__Records for this exercise__.
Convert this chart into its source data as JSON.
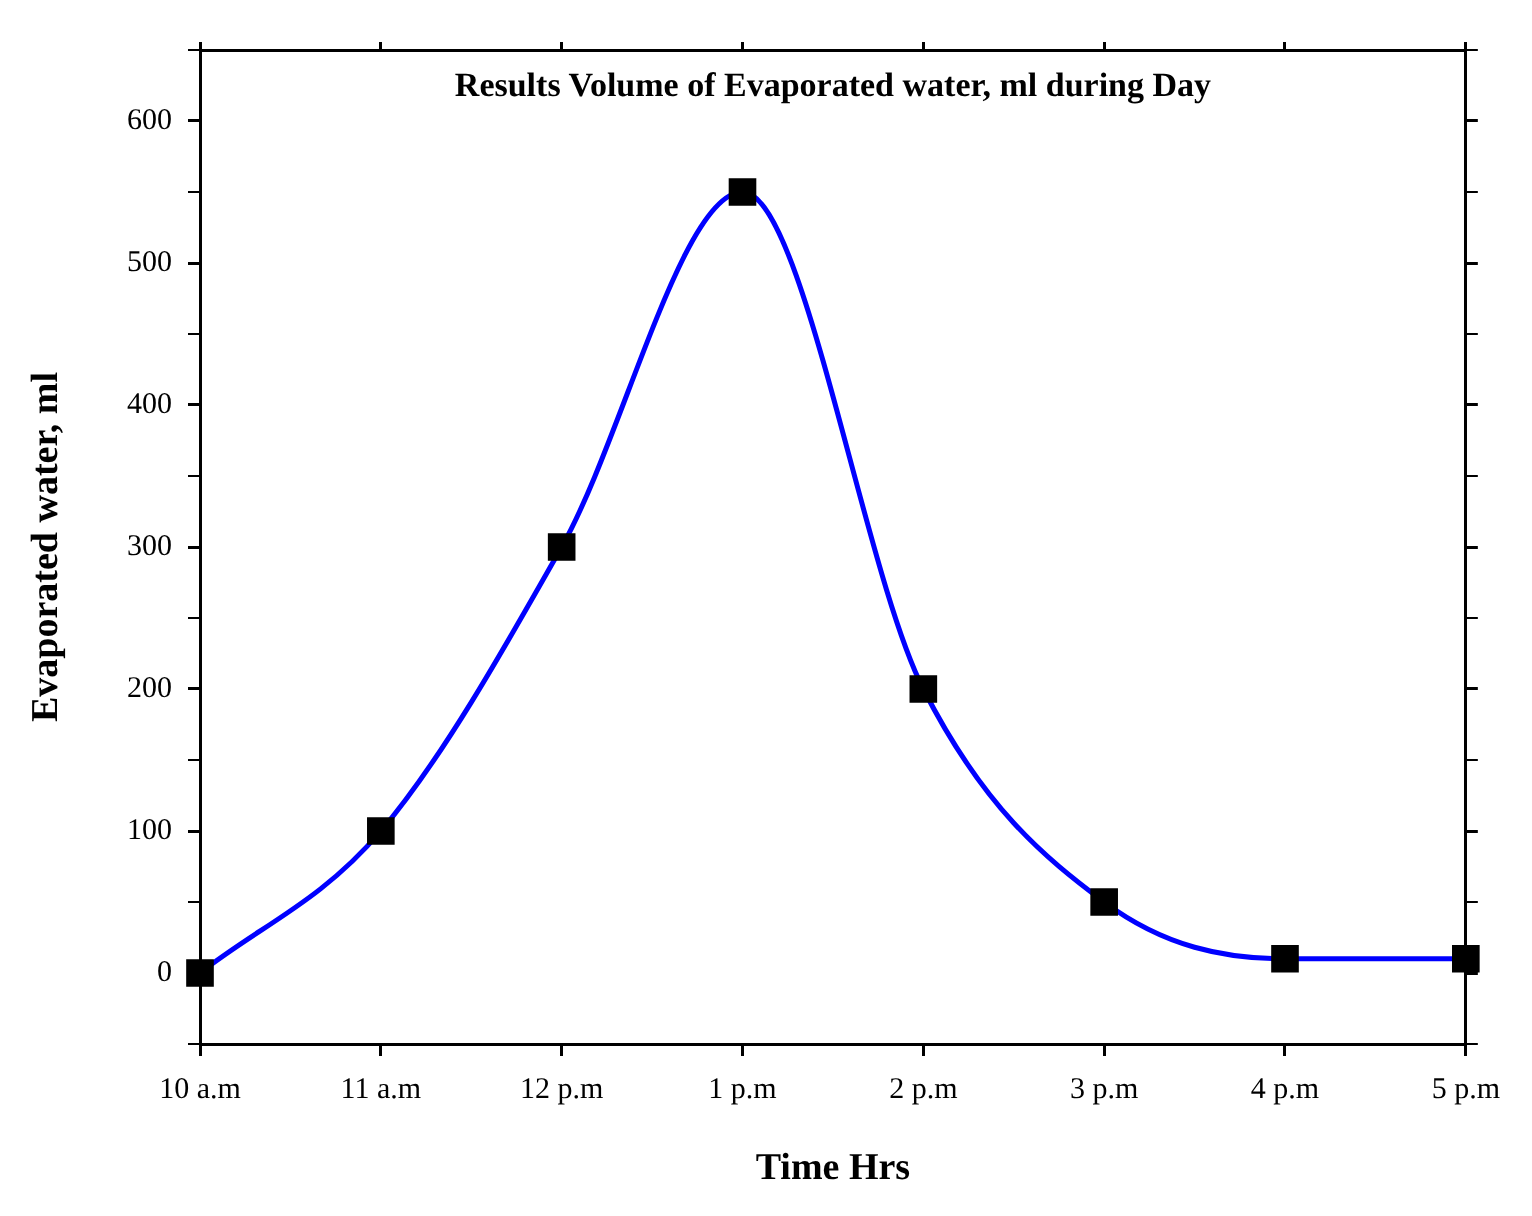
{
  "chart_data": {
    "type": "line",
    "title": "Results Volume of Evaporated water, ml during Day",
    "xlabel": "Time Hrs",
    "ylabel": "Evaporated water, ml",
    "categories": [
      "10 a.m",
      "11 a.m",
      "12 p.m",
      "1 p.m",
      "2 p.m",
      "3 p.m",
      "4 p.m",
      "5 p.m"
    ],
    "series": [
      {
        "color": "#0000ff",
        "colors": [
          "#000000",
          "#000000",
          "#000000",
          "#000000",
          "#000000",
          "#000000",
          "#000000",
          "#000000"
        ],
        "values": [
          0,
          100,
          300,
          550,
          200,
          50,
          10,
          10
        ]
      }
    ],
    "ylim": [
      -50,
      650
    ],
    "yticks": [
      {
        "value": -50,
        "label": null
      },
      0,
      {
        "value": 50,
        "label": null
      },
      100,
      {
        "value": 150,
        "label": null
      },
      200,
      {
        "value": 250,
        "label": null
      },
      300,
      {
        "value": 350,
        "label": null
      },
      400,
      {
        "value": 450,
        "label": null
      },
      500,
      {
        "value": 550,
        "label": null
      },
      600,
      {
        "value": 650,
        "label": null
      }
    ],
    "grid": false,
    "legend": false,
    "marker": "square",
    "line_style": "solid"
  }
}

__Aim__. Within the listing above, find every line containing the string "Evaporated" and return it.

__Exercise answer__.
    "title": "Results Volume of Evaporated water, ml during Day",
    "ylabel": "Evaporated water, ml",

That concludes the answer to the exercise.